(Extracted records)
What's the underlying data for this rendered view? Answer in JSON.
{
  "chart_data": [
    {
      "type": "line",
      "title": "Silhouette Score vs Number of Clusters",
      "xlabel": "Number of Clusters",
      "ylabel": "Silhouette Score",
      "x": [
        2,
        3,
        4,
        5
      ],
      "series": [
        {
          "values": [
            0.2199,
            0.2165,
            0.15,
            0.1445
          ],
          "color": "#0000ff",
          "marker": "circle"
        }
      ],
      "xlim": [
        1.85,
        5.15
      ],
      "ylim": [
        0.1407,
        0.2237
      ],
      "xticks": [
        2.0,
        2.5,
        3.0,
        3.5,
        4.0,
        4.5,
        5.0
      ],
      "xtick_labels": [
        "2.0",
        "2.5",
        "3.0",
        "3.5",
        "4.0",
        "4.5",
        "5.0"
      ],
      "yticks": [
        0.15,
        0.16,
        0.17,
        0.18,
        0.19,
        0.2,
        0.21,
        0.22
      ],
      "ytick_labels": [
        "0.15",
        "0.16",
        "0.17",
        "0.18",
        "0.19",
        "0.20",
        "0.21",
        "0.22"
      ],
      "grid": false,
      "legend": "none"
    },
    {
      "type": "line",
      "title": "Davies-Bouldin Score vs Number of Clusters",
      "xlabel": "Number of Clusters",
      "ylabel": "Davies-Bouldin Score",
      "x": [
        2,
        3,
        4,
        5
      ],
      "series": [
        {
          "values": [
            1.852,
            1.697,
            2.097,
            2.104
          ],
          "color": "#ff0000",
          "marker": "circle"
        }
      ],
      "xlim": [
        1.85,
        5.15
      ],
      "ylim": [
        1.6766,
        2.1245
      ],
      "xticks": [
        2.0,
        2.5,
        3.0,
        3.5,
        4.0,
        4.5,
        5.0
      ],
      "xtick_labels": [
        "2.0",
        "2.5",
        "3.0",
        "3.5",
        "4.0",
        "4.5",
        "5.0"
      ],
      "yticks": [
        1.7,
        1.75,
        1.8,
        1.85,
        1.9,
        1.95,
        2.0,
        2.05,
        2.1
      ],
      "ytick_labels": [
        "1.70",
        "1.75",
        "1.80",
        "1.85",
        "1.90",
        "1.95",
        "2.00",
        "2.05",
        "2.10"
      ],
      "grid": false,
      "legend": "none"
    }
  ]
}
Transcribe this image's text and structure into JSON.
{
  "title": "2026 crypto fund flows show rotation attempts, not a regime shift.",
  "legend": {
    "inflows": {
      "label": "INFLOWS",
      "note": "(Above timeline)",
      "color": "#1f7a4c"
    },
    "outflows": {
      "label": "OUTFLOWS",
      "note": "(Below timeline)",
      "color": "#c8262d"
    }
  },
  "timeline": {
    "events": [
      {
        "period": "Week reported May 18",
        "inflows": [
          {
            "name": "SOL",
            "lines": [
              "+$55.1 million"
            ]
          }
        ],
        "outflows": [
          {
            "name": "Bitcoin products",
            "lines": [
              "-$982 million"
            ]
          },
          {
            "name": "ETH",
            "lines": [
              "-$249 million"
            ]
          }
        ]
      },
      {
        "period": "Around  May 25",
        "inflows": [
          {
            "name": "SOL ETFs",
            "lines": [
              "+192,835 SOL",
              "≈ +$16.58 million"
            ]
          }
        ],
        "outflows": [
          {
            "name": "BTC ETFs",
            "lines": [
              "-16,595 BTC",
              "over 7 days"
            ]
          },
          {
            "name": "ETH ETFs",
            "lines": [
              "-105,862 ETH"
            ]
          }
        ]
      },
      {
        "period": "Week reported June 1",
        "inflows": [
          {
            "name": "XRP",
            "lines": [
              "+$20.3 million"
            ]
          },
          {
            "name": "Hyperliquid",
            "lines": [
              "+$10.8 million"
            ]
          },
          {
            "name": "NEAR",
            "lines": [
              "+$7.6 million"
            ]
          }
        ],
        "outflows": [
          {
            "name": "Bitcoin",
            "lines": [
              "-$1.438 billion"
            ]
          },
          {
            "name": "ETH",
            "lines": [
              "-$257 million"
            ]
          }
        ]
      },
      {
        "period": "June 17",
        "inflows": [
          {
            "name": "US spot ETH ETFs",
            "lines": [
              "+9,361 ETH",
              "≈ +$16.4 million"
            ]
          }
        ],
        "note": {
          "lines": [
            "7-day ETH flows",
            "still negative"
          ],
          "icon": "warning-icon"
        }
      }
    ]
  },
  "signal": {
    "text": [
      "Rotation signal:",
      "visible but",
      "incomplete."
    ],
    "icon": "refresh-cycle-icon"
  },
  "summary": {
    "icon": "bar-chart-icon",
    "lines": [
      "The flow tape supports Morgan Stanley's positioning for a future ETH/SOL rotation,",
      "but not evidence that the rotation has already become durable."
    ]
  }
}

● **PROBLEM**
Of the lines in the material, how many hold the word "Week"? Reply with the number only.

● **FINAL RESULT**
2